Exercise prompt:
Reproduce only the lines from the line containing "What's the underlying" to the end of the entries below, including both of those lines.

....................

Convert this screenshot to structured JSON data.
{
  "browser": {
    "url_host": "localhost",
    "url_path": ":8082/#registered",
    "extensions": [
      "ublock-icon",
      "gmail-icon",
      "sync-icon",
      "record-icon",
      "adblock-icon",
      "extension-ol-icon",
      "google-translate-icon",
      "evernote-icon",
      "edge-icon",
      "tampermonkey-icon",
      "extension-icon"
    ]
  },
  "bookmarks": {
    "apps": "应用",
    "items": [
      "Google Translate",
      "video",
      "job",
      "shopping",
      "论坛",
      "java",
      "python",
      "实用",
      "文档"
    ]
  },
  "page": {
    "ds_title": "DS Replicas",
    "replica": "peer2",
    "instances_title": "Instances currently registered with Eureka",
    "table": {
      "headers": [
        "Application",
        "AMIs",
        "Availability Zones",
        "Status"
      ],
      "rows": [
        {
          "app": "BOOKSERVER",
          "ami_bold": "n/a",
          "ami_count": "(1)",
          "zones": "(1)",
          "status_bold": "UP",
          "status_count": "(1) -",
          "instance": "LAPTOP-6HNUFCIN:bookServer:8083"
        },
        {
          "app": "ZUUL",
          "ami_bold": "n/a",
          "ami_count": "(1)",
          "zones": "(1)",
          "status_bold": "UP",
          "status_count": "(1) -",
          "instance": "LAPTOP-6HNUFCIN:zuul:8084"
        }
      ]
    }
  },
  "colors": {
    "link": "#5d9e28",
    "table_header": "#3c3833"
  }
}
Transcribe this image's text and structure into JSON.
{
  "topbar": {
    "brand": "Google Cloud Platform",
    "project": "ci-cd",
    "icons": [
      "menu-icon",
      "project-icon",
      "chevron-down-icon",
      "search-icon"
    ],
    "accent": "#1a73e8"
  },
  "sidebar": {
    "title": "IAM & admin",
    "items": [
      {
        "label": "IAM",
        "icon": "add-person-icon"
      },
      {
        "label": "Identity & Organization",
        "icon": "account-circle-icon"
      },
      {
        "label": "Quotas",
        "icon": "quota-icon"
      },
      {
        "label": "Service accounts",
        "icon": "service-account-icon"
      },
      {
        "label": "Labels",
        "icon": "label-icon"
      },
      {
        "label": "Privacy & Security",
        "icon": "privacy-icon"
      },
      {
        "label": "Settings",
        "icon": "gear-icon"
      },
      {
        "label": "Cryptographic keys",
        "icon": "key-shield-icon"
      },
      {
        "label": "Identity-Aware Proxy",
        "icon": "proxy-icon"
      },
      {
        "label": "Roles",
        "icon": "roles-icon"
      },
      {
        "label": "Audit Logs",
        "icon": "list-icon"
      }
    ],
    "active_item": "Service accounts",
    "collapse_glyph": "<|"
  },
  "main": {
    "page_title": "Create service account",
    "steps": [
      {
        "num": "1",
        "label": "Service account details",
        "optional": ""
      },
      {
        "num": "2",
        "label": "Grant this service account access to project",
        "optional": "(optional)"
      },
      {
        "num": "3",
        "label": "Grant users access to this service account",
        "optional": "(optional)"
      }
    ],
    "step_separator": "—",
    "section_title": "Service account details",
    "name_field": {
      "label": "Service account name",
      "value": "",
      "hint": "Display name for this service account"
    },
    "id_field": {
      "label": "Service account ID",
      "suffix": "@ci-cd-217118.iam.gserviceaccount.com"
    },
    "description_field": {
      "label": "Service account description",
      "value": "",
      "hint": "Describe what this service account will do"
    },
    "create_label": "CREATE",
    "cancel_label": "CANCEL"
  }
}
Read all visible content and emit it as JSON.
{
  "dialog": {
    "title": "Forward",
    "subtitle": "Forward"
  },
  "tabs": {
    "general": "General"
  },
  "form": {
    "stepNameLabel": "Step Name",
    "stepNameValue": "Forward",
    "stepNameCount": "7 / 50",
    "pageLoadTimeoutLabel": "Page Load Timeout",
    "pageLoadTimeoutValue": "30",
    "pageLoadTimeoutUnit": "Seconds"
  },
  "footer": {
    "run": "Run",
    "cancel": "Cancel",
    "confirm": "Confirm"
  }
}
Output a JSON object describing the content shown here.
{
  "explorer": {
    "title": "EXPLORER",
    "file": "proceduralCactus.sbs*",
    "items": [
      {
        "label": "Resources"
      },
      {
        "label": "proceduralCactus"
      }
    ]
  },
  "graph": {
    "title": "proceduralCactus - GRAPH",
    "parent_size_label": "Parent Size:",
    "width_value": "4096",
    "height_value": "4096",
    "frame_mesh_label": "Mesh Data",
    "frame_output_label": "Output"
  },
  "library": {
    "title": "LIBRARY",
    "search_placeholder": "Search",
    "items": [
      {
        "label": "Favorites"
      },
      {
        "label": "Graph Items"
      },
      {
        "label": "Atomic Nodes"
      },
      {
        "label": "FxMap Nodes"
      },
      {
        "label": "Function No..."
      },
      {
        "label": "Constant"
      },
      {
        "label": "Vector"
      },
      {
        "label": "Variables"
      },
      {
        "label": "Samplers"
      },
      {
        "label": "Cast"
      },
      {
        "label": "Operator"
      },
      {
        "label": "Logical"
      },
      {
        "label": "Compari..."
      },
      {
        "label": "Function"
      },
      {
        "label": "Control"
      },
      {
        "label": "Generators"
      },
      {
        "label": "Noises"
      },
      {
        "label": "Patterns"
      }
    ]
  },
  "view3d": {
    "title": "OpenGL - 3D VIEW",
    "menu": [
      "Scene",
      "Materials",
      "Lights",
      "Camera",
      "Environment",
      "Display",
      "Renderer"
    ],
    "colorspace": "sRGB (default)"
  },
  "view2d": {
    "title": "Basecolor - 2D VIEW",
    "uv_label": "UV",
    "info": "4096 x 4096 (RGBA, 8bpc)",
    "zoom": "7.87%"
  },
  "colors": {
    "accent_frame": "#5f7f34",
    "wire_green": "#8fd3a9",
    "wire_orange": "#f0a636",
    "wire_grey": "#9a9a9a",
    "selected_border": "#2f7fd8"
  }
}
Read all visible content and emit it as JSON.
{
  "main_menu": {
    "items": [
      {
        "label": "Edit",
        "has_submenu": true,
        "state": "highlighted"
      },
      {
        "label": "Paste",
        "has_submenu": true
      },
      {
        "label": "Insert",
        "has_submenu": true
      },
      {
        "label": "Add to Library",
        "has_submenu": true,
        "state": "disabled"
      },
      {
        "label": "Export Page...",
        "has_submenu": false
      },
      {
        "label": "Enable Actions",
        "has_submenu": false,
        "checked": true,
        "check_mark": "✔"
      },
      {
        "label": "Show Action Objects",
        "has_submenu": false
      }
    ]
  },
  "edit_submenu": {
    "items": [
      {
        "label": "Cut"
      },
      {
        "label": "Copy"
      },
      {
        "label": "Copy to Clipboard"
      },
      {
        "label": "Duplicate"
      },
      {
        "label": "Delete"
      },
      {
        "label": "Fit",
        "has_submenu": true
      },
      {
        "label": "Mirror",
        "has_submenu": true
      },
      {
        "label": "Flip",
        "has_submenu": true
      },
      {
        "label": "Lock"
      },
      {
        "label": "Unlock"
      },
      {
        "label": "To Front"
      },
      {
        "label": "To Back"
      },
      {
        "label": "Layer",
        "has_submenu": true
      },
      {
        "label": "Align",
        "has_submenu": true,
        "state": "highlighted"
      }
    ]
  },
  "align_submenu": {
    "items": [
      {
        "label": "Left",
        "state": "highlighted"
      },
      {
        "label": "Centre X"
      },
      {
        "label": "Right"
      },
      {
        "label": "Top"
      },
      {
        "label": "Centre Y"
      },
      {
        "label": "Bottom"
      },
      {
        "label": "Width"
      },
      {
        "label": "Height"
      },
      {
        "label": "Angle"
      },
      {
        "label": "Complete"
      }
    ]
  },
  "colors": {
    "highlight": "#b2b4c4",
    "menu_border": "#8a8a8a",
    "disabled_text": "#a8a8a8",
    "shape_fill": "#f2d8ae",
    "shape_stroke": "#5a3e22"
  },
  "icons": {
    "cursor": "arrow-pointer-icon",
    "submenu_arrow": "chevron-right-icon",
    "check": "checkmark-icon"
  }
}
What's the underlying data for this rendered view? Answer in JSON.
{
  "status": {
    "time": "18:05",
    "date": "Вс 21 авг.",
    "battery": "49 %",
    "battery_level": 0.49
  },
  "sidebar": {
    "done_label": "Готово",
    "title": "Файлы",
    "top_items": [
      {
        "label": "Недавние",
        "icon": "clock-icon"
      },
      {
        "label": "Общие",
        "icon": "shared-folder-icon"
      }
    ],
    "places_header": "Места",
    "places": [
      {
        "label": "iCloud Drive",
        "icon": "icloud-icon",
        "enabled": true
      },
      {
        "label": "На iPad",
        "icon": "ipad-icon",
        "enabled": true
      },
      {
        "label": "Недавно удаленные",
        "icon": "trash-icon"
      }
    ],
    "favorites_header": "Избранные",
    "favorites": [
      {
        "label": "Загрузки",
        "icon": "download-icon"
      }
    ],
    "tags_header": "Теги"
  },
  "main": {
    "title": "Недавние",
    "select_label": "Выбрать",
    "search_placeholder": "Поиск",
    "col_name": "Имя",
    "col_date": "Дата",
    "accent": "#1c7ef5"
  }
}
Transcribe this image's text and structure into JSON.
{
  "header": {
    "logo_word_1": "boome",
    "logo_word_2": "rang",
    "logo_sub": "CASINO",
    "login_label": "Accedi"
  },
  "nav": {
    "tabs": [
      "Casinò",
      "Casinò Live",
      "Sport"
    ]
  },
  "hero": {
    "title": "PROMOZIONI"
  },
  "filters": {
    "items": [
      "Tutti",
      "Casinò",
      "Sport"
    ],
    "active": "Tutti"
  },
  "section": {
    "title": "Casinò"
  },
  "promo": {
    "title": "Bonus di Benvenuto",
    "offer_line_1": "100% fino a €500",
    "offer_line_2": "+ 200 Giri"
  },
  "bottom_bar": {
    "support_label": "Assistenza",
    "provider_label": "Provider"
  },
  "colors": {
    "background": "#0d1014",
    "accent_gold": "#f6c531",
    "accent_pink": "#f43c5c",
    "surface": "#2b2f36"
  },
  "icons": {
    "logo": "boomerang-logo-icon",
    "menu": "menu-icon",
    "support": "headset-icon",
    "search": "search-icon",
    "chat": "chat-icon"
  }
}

....................

Solution:
What's the underlying data for this rendered view? Answer in JSON.
{
  "status": {
    "time": "18:05",
    "date": "Вс 21 авг.",
    "battery": "49 %",
    "battery_level": 0.49
  },
  "sidebar": {
    "done_label": "Готово",
    "title": "Файлы",
    "top_items": [
      {
        "label": "Недавние",
        "icon": "clock-icon"
      },
      {
        "label": "Общие",
        "icon": "shared-folder-icon"
      }
    ],
    "places_header": "Места",
    "places": [
      {
        "label": "iCloud Drive",
        "icon": "icloud-icon",
        "enabled": true
      },
      {
        "label": "На iPad",
        "icon": "ipad-icon",
        "enabled": true
      },
      {
        "label": "Недавно удаленные",
        "icon": "trash-icon"
      }
    ],
    "favorites_header": "Избранные",
    "favorites": [
      {
        "label": "Загрузки",
        "icon": "download-icon"
      }
    ],
    "tags_header": "Теги"
  },
  "main": {
    "title": "Недавние",
    "select_label": "Выбрать",
    "search_placeholder": "Поиск",
    "col_name": "Имя",
    "col_date": "Дата",
    "accent": "#1c7ef5"
  }
}
Transcribe this image's text and structure into JSON.
{
  "header": {
    "logo_word_1": "boome",
    "logo_word_2": "rang",
    "logo_sub": "CASINO",
    "login_label": "Accedi"
  },
  "nav": {
    "tabs": [
      "Casinò",
      "Casinò Live",
      "Sport"
    ]
  },
  "hero": {
    "title": "PROMOZIONI"
  },
  "filters": {
    "items": [
      "Tutti",
      "Casinò",
      "Sport"
    ],
    "active": "Tutti"
  },
  "section": {
    "title": "Casinò"
  },
  "promo": {
    "title": "Bonus di Benvenuto",
    "offer_line_1": "100% fino a €500",
    "offer_line_2": "+ 200 Giri"
  },
  "bottom_bar": {
    "support_label": "Assistenza",
    "provider_label": "Provider"
  },
  "colors": {
    "background": "#0d1014",
    "accent_gold": "#f6c531",
    "accent_pink": "#f43c5c",
    "surface": "#2b2f36"
  },
  "icons": {
    "logo": "boomerang-logo-icon",
    "menu": "menu-icon",
    "support": "headset-icon",
    "search": "search-icon",
    "chat": "chat-icon"
  }
}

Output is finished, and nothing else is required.